Put every line of the listing below into a Markdown table with two columns, Row and Line. Number the rows and skip blank lines.

──────── DATA LISTING ────────

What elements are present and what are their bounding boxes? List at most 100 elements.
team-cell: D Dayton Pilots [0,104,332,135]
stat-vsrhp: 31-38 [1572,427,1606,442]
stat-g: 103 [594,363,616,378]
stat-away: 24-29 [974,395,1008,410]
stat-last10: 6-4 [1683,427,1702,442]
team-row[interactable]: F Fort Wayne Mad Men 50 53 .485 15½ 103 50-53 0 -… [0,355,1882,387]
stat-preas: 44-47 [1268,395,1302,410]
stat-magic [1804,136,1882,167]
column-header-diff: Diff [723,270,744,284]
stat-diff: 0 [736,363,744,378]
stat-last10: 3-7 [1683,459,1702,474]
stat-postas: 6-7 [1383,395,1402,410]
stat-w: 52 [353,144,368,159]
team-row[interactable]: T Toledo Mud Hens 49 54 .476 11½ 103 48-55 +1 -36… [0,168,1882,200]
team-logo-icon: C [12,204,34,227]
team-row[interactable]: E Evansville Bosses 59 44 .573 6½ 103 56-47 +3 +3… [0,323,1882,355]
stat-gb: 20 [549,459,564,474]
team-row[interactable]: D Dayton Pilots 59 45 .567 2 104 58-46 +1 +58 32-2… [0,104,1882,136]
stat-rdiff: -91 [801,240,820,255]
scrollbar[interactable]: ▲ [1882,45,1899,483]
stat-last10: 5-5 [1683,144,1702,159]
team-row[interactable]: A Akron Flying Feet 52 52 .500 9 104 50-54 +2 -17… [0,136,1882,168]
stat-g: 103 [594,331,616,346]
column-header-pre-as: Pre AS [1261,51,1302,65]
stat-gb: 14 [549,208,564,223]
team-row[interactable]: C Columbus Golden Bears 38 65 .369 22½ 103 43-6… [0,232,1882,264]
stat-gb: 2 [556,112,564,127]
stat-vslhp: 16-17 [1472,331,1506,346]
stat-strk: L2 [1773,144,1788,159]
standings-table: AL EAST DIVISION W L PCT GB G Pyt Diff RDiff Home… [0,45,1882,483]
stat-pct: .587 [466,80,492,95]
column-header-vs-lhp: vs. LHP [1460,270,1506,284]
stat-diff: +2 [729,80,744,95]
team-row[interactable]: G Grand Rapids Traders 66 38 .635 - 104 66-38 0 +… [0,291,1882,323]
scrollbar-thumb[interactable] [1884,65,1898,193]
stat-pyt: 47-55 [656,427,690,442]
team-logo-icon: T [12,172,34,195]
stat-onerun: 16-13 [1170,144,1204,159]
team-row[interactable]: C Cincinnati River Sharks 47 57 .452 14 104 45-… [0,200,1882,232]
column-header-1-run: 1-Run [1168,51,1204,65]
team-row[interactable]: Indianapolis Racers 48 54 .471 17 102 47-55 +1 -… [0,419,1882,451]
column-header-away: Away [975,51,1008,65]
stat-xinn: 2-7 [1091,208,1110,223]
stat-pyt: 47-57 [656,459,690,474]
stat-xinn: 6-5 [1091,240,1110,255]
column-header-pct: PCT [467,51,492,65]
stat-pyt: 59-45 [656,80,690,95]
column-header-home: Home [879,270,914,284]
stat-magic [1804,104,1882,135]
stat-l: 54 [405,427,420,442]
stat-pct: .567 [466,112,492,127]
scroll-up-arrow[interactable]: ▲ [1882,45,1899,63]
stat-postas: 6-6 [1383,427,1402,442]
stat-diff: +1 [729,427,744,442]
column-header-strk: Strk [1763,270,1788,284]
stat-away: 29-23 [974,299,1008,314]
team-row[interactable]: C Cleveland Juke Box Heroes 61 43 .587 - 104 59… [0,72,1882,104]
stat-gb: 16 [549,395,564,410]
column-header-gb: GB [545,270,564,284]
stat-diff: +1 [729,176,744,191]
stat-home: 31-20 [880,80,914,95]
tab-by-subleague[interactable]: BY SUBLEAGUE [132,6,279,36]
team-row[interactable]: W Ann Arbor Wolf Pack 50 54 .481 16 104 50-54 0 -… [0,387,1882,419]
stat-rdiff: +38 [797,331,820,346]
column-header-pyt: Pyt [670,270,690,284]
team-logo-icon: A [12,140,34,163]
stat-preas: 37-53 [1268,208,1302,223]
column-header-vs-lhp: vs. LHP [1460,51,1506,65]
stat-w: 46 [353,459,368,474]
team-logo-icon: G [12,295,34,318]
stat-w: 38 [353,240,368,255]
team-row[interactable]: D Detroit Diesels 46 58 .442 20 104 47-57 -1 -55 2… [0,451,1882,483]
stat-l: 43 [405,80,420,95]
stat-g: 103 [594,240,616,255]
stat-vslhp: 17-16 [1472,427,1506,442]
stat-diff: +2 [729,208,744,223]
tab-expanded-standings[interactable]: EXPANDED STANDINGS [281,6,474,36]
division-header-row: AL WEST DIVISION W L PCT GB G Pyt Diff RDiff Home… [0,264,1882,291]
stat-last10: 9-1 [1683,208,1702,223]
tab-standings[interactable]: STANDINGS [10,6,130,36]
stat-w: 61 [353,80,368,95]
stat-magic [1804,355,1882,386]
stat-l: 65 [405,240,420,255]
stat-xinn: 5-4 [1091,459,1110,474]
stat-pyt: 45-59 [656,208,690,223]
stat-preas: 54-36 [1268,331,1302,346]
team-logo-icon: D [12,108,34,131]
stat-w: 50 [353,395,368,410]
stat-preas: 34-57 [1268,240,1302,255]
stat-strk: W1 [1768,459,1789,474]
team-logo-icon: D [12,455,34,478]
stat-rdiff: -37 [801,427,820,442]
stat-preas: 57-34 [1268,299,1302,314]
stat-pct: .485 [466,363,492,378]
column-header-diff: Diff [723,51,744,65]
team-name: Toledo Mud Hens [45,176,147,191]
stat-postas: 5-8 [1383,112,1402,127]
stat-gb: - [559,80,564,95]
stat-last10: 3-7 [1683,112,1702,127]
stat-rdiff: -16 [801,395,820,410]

────────

- _OUTPUT FOR THIS EXERCISE_:
| Row | Line |
|---|---|
| 1 | What elements are present and what are their bounding boxes? List at most 100 elements. |
| 2 | team-cell: D Dayton Pilots [0,104,332,135] |
| 3 | stat-vsrhp: 31-38 [1572,427,1606,442] |
| 4 | stat-g: 103 [594,363,616,378] |
| 5 | stat-away: 24-29 [974,395,1008,410] |
| 6 | stat-last10: 6-4 [1683,427,1702,442] |
| 7 | team-row[interactable]: F Fort Wayne Mad Men 50 53 .485 15½ 103 50-53 0 -… [0,355,1882,387] |
| 8 | stat-preas: 44-47 [1268,395,1302,410] |
| 9 | stat-magic [1804,136,1882,167] |
| 10 | column-header-diff: Diff [723,270,744,284] |
| 11 | stat-diff: 0 [736,363,744,378] |
| 12 | stat-last10: 3-7 [1683,459,1702,474] |
| 13 | stat-postas: 6-7 [1383,395,1402,410] |
| 14 | stat-w: 52 [353,144,368,159] |
| 15 | team-row[interactable]: T Toledo Mud Hens 49 54 .476 11½ 103 48-55 +1 -36… [0,168,1882,200] |
| 16 | team-logo-icon: C [12,204,34,227] |
| 17 | team-row[interactable]: E Evansville Bosses 59 44 .573 6½ 103 56-47 +3 +3… [0,323,1882,355] |
| 18 | stat-gb: 20 [549,459,564,474] |
| 19 | team-row[interactable]: D Dayton Pilots 59 45 .567 2 104 58-46 +1 +58 32-2… [0,104,1882,136] |
| 20 | stat-rdiff: -91 [801,240,820,255] |
| 21 | scrollbar[interactable]: ▲ [1882,45,1899,483] |
| 22 | stat-last10: 5-5 [1683,144,1702,159] |
| 23 | team-row[interactable]: A Akron Flying Feet 52 52 .500 9 104 50-54 +2 -17… [0,136,1882,168] |
| 24 | stat-g: 103 [594,331,616,346] |
| 25 | column-header-pre-as: Pre AS [1261,51,1302,65] |
| 26 | stat-gb: 14 [549,208,564,223] |
| 27 | team-row[interactable]: C Columbus Golden Bears 38 65 .369 22½ 103 43-6… [0,232,1882,264] |
| 28 | stat-gb: 2 [556,112,564,127] |
| 29 | stat-vslhp: 16-17 [1472,331,1506,346] |
| 30 | stat-strk: L2 [1773,144,1788,159] |
| 31 | standings-table: AL EAST DIVISION W L PCT GB G Pyt Diff RDiff Home… [0,45,1882,483] |
| 32 | stat-pct: .587 [466,80,492,95] |
| 33 | column-header-vs-lhp: vs. LHP [1460,270,1506,284] |
| 34 | stat-diff: +2 [729,80,744,95] |
| 35 | team-row[interactable]: G Grand Rapids Traders 66 38 .635 - 104 66-38 0 +… [0,291,1882,323] |
| 36 | scrollbar-thumb[interactable] [1884,65,1898,193] |
| 37 | stat-pyt: 47-55 [656,427,690,442] |
| 38 | team-logo-icon: T [12,172,34,195] |
| 39 | stat-onerun: 16-13 [1170,144,1204,159] |
| 40 | team-row[interactable]: C Cincinnati River Sharks 47 57 .452 14 104 45-… [0,200,1882,232] |
| 41 | column-header-1-run: 1-Run [1168,51,1204,65] |
| 42 | team-row[interactable]: Indianapolis Racers 48 54 .471 17 102 47-55 +1 -… [0,419,1882,451] |
| 43 | column-header-away: Away [975,51,1008,65] |
| 44 | stat-xinn: 2-7 [1091,208,1110,223] |
| 45 | stat-pyt: 47-57 [656,459,690,474] |
| 46 | stat-xinn: 6-5 [1091,240,1110,255] |
| 47 | column-header-pct: PCT [467,51,492,65] |
| 48 | stat-pyt: 59-45 [656,80,690,95] |
| 49 | column-header-home: Home [879,270,914,284] |
| 50 | stat-magic [1804,104,1882,135] |
| 51 | stat-l: 54 [405,427,420,442] |
| 52 | stat-pct: .567 [466,112,492,127] |
| 53 | scroll-up-arrow[interactable]: ▲ [1882,45,1899,63] |
| 54 | stat-postas: 6-6 [1383,427,1402,442] |
| 55 | stat-diff: +1 [729,427,744,442] |
| 56 | column-header-strk: Strk [1763,270,1788,284] |
| 57 | stat-away: 29-23 [974,299,1008,314] |
| 58 | team-row[interactable]: C Cleveland Juke Box Heroes 61 43 .587 - 104 59… [0,72,1882,104] |
| 59 | stat-gb: 16 [549,395,564,410] |
| 60 | column-header-gb: GB [545,270,564,284] |
| 61 | stat-diff: +1 [729,176,744,191] |
| 62 | stat-home: 31-20 [880,80,914,95] |
| 63 | tab-by-subleague[interactable]: BY SUBLEAGUE [132,6,279,36] |
| 64 | team-row[interactable]: W Ann Arbor Wolf Pack 50 54 .481 16 104 50-54 0 -… [0,387,1882,419] |
| 65 | stat-rdiff: +38 [797,331,820,346] |
| 66 | column-header-pyt: Pyt [670,270,690,284] |
| 67 | team-logo-icon: A [12,140,34,163] |
| 68 | stat-preas: 37-53 [1268,208,1302,223] |
| 69 | column-header-vs-lhp: vs. LHP [1460,51,1506,65] |
| 70 | stat-w: 46 [353,459,368,474] |
| 71 | team-logo-icon: G [12,295,34,318] |
| 72 | stat-w: 38 [353,240,368,255] |
| 73 | team-row[interactable]: D Detroit Diesels 46 58 .442 20 104 47-57 -1 -55 2… [0,451,1882,483] |
| 74 | stat-l: 43 [405,80,420,95] |
| 75 | stat-g: 103 [594,240,616,255] |
| 76 | stat-vslhp: 17-16 [1472,427,1506,442] |
| 77 | stat-diff: +2 [729,208,744,223] |
| 78 | tab-expanded-standings[interactable]: EXPANDED STANDINGS [281,6,474,36] |
| 79 | division-header-row: AL WEST DIVISION W L PCT GB G Pyt Diff RDiff Home… [0,264,1882,291] |
| 80 | stat-last10: 9-1 [1683,208,1702,223] |
| 81 | tab-standings[interactable]: STANDINGS [10,6,130,36] |
| 82 | stat-w: 61 [353,80,368,95] |
| 83 | stat-magic [1804,355,1882,386] |
| 84 | stat-l: 65 [405,240,420,255] |
| 85 | stat-xinn: 5-4 [1091,459,1110,474] |
| 86 | stat-pyt: 45-59 [656,208,690,223] |
| 87 | stat-preas: 54-36 [1268,331,1302,346] |
| 88 | team-logo-icon: D [12,108,34,131] |
| 89 | stat-w: 50 [353,395,368,410] |
| 90 | stat-preas: 34-57 [1268,240,1302,255] |
| 91 | stat-strk: W1 [1768,459,1789,474] |
| 92 | team-logo-icon: D [12,455,34,478] |
| 93 | stat-rdiff: -37 [801,427,820,442] |
| 94 | stat-preas: 57-34 [1268,299,1302,314] |
| 95 | stat-pct: .485 [466,363,492,378] |
| 96 | column-header-diff: Diff [723,51,744,65] |
| 97 | team-name: Toledo Mud Hens [45,176,147,191] |
| 98 | stat-postas: 5-8 [1383,112,1402,127] |
| 99 | stat-gb: - [559,80,564,95] |
| 100 | stat-last10: 3-7 [1683,112,1702,127] |
| 101 | stat-rdiff: -16 [801,395,820,410] |